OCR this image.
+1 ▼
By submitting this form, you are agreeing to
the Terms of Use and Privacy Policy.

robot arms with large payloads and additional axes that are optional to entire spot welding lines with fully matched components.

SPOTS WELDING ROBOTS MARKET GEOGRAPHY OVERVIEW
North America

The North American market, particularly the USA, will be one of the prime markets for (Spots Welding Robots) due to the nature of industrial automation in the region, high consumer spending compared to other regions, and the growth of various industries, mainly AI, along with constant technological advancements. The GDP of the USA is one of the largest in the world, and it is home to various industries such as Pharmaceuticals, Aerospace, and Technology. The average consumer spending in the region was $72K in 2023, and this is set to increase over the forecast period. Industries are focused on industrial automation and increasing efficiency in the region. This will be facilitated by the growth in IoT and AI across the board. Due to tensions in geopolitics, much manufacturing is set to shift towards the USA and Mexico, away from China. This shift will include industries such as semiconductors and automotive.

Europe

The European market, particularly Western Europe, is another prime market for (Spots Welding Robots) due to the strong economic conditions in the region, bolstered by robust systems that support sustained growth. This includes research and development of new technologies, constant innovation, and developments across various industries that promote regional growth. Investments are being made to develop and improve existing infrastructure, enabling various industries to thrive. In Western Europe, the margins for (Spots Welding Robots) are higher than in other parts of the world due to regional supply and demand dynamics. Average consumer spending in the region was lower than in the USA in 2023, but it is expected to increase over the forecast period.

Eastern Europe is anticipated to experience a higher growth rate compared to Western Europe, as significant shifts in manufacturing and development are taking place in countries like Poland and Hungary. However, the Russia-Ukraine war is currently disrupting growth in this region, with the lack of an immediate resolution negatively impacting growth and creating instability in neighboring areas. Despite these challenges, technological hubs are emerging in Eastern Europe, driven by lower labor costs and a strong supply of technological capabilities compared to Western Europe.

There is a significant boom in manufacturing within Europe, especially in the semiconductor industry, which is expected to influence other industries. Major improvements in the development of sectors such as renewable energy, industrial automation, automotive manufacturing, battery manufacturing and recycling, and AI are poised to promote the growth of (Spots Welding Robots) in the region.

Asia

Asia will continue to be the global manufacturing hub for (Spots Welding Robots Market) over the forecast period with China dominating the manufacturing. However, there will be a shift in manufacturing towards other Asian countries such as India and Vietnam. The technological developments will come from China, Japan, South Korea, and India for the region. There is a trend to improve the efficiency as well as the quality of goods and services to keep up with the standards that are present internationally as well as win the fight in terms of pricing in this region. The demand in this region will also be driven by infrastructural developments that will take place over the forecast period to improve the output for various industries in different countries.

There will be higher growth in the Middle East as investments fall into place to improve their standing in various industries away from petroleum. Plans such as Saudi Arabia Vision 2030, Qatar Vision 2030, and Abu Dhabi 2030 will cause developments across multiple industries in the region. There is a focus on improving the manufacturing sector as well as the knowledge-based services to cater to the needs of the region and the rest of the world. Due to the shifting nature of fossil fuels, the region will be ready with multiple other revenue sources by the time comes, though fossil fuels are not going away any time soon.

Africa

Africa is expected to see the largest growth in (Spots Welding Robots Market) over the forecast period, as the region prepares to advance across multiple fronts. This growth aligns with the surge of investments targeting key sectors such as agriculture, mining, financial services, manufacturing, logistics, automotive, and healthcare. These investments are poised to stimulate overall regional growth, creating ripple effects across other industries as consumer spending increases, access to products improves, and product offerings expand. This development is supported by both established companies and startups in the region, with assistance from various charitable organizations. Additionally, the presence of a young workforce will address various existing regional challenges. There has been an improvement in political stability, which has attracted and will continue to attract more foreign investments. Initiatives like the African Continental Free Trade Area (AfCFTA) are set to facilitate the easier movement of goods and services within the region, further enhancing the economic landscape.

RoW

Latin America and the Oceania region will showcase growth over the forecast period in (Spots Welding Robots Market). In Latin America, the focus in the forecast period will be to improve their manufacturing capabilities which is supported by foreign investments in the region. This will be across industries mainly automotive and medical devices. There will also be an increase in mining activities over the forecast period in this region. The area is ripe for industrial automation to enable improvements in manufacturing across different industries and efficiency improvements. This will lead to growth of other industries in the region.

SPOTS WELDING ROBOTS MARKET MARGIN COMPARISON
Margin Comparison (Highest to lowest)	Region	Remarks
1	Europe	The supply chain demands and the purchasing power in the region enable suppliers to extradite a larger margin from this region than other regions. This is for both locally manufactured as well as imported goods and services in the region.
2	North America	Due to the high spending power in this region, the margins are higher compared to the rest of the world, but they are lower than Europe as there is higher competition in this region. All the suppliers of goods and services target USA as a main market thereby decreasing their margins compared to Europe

What you will do
Scan the records above for the string "Asia", then report every line that contains it.

Task response
Asia
Asia will continue to be the global manufacturing hub for (Spots Welding Robots Market) over the forecast period with China dominating the manufacturing. However, there will be a shift in manufacturing towards other Asian countries such as India and Vietnam. The technological developments will come from China, Japan, South Korea, and India for the region. There is a trend to improve the efficiency as well as the quality of goods and services to keep up with the standards that are present internationally as well as win the fight in terms of pricing in this region. The demand in this region will also be driven by infrastructural developments that will take place over the forecast period to improve the output for various industries in different countries.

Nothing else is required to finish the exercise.